Document excerpt:
>> begin
# HR44 - Bluetooth capability



## BrettRyan (Sep 7, 2013)

I have a question on whether the newer directv systems support bluetooth? I was told the genie remote was set up via bluetooth by the technician, but I fairly certain that isn't true - I thought they were RF/IR remote compatible only. 

It would be great to be able to use bt headphones...

Thanks!


----------



## FHSPSU67 (Jan 12, 2007)

RF (only with the new RC71 remote) or IR, but no bluetooth.


----------



## peds48 (Jan 11, 2008)

There is no audio control on any of the DirecTV receivers, so bluetooth headphones will need to be done at the TV or AV receiver. RF has a greater range than BT


----------



## HoTat2 (Nov 16, 2005)

A little confusing considering that technically BT operates over RF as well, but is a short range protocol in comparison to the longer range RF protocols or schemes such as the proprietary RF protocol of the older DIRECTV remotes, the RF4CE one of the RC71, WiFi, wireless headphones schemes, etc.


----------



## JosephB (Nov 14, 2005)

There is bluetooth in the receivers, even if you can't really do anything with it. When pairing a mouse and keyboard with my computer, I get a DTVReceiver "video device" listed. I've never tried to pair with it, though, and as it's not advertised I doubt it actually does anything.


----------
>> end
Task to carry out:
Answer these about the HR44 Bluetooth thread:
1. Which remote does FHSPSU67 say is needed for RF?
2. According to peds48, where would Bluetooth headphones have to be handled?
3. What shows up in the list when JosephB pairs a mouse and keyboard with the computer?
You won't need the listing for this.

Given information:
>> begin
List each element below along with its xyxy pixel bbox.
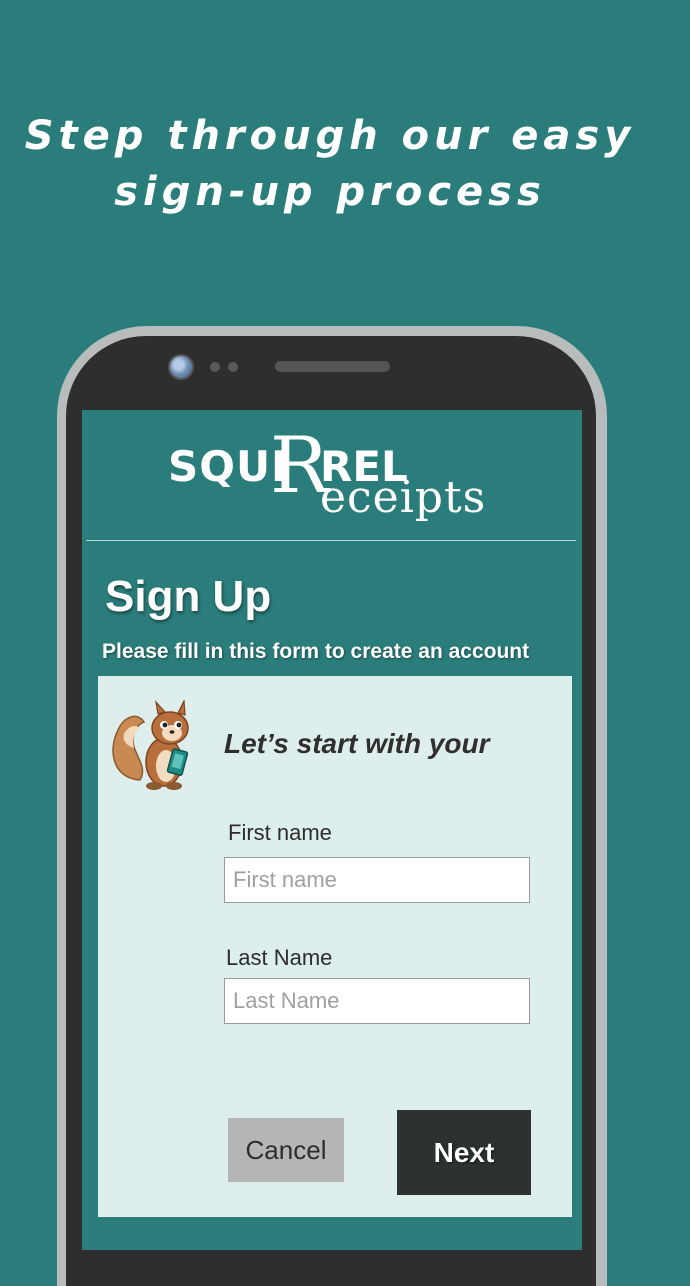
>> end
Response for this exercise:
1. The new RC71 remote.
2. At the TV or AV receiver.
3. A DTVReceiver "video device".